SUPPLIED INFORMATION:
★ ★ ★

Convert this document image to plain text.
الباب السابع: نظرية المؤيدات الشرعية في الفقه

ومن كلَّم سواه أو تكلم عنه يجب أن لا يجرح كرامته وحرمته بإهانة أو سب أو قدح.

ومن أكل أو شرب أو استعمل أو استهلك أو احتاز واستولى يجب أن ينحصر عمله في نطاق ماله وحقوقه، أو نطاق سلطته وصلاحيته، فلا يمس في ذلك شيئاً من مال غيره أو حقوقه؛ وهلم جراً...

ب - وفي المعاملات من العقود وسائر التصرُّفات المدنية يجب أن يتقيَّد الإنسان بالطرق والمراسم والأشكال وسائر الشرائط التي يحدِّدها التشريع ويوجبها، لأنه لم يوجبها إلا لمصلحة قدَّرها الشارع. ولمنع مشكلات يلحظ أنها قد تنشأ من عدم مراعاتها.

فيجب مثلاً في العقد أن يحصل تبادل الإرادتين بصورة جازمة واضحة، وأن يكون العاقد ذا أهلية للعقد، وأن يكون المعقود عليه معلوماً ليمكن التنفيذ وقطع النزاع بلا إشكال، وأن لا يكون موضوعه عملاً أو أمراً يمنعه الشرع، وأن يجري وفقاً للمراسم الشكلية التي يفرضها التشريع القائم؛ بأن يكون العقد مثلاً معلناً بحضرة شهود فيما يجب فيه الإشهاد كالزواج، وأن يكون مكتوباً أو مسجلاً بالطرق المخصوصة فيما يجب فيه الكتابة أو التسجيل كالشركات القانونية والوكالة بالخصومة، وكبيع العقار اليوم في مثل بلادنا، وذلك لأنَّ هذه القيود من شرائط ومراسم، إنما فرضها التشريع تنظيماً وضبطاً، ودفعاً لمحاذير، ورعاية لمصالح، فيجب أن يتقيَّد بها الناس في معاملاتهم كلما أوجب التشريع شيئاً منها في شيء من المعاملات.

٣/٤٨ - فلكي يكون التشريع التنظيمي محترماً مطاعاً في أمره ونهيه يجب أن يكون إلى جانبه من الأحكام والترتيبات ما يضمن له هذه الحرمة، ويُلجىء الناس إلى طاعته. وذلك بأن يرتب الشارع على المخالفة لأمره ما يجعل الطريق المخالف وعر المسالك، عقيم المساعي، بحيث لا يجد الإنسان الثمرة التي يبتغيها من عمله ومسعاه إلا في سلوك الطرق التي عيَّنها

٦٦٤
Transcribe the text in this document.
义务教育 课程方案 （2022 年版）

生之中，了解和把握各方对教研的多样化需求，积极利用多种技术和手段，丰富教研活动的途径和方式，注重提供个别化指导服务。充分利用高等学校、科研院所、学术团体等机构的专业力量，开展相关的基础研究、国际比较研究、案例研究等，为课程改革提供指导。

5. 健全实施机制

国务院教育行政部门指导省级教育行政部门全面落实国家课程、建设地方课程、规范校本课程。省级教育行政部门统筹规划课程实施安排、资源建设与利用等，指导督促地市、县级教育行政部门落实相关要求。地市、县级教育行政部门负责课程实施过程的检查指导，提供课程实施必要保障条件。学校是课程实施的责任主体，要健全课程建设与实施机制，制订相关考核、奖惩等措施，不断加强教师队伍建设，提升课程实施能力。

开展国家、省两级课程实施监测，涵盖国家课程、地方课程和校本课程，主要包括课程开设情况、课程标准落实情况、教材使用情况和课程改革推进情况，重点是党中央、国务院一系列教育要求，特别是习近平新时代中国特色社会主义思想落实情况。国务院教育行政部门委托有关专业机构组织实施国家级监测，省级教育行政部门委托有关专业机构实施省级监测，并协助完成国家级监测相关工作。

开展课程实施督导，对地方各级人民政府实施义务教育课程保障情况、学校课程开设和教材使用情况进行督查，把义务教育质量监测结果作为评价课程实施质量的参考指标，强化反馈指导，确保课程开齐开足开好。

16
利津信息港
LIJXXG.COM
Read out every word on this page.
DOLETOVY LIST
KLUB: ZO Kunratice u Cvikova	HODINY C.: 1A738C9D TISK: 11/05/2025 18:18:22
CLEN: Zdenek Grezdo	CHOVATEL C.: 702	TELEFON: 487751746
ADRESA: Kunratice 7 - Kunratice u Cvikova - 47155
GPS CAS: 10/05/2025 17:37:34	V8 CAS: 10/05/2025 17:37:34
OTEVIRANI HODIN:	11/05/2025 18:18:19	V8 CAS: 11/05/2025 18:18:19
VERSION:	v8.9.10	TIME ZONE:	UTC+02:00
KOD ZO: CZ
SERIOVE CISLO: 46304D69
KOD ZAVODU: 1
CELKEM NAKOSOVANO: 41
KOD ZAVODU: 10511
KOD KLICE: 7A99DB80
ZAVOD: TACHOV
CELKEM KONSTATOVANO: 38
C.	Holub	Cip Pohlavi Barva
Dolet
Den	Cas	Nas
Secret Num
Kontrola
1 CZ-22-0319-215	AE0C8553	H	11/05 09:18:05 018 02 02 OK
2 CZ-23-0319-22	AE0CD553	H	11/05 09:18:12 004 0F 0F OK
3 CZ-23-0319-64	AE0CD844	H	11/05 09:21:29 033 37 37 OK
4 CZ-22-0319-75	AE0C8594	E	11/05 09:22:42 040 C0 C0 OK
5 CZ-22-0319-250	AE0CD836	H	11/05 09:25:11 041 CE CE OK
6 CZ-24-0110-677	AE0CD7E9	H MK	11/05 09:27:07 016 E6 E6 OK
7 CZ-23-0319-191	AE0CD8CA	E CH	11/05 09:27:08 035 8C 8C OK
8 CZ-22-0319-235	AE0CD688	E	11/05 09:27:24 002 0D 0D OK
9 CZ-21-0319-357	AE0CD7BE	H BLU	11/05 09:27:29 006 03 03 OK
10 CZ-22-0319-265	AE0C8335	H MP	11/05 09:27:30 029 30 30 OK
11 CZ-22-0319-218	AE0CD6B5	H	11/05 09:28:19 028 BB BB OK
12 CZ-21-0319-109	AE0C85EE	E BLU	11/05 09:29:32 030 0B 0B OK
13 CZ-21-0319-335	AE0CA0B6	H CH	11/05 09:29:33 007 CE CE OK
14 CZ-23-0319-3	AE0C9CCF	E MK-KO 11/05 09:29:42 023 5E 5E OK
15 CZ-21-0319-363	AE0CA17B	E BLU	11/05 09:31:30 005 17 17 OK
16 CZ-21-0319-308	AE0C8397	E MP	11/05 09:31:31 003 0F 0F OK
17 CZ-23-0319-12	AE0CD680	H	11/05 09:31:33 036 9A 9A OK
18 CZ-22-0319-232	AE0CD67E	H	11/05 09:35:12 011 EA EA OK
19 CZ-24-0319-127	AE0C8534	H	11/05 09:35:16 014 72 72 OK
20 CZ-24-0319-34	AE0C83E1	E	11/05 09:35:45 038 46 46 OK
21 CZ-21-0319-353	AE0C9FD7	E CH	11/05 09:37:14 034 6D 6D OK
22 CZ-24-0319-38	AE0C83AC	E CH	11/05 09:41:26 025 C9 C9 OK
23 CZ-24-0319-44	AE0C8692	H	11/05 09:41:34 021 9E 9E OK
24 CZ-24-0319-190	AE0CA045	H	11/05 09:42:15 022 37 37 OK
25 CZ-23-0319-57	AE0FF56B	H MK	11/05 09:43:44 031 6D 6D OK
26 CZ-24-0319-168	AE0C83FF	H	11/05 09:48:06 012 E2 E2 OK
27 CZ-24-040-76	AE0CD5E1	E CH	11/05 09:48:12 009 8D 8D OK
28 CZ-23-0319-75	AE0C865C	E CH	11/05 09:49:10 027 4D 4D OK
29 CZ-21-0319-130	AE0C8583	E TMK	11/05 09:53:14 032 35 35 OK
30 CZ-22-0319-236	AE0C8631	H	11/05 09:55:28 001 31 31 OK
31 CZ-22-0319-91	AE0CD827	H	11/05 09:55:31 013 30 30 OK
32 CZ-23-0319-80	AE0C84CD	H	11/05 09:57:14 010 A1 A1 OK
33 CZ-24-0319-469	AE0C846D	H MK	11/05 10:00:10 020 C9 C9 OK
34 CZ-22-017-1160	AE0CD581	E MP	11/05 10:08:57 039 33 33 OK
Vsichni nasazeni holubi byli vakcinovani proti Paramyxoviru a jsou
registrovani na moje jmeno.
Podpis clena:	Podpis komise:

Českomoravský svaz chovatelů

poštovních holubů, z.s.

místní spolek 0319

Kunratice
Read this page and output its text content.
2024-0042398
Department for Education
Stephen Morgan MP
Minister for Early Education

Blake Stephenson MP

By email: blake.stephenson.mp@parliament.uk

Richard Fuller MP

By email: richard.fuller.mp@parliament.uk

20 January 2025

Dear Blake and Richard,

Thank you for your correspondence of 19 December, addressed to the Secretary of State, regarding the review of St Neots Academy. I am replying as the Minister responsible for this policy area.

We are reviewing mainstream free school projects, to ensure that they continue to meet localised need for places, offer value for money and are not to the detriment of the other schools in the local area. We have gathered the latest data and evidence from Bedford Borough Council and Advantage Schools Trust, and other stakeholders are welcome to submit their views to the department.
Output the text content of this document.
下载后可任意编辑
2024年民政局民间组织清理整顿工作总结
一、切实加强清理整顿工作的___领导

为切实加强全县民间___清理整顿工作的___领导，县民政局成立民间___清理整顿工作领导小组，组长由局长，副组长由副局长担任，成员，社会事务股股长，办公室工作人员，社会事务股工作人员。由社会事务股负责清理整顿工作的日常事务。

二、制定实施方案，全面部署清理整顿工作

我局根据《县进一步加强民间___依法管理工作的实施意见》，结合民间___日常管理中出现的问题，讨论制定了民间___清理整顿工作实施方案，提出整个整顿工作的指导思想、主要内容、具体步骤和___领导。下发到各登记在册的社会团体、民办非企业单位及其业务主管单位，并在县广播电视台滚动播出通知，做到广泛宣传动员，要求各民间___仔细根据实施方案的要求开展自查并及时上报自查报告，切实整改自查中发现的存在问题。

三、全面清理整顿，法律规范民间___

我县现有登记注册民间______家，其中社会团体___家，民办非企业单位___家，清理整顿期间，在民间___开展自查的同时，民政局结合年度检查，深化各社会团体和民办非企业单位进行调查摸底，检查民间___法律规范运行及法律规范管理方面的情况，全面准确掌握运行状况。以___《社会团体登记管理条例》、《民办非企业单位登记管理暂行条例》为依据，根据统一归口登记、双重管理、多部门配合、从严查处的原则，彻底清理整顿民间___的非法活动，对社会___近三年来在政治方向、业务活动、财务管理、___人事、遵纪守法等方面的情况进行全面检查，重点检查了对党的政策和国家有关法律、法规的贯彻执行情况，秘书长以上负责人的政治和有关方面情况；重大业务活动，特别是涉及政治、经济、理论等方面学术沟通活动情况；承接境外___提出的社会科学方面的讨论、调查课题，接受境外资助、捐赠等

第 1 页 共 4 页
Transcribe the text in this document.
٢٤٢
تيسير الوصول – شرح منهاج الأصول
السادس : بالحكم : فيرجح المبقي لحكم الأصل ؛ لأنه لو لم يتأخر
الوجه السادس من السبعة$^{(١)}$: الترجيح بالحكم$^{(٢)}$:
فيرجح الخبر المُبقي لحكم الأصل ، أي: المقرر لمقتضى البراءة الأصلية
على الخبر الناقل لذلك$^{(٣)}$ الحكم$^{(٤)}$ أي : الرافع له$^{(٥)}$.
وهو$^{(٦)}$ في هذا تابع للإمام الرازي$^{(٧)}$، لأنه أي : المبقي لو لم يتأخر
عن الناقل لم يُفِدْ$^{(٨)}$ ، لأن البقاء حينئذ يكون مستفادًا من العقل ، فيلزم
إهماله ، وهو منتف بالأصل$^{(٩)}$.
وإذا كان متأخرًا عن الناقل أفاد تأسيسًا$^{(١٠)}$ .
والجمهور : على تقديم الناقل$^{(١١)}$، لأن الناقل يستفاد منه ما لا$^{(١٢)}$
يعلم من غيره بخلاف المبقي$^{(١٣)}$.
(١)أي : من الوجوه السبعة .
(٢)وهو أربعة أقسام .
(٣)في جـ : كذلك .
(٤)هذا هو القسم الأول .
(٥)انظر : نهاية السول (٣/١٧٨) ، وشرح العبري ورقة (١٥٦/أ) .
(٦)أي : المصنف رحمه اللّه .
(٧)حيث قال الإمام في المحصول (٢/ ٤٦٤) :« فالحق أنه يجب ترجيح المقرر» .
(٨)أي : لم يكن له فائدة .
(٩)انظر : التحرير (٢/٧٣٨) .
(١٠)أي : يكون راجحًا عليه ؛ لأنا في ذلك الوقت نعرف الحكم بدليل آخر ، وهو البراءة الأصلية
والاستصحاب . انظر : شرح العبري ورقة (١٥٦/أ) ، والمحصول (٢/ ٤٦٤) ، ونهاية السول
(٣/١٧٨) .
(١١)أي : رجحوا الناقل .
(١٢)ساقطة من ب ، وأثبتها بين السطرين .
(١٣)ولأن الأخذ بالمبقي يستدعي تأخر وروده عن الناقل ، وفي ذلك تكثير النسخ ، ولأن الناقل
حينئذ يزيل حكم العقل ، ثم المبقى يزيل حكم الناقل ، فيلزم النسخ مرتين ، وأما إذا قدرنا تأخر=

★ ★ ★

WHAT YOU ARE ASKED TO DO: Show the lines that mention the word "text".

TASK RESPONSE:
Convert this document image to plain text.
Transcribe the text in this document.
Read this page and output its text content.
Output the text content of this document.
Transcribe the text in this document.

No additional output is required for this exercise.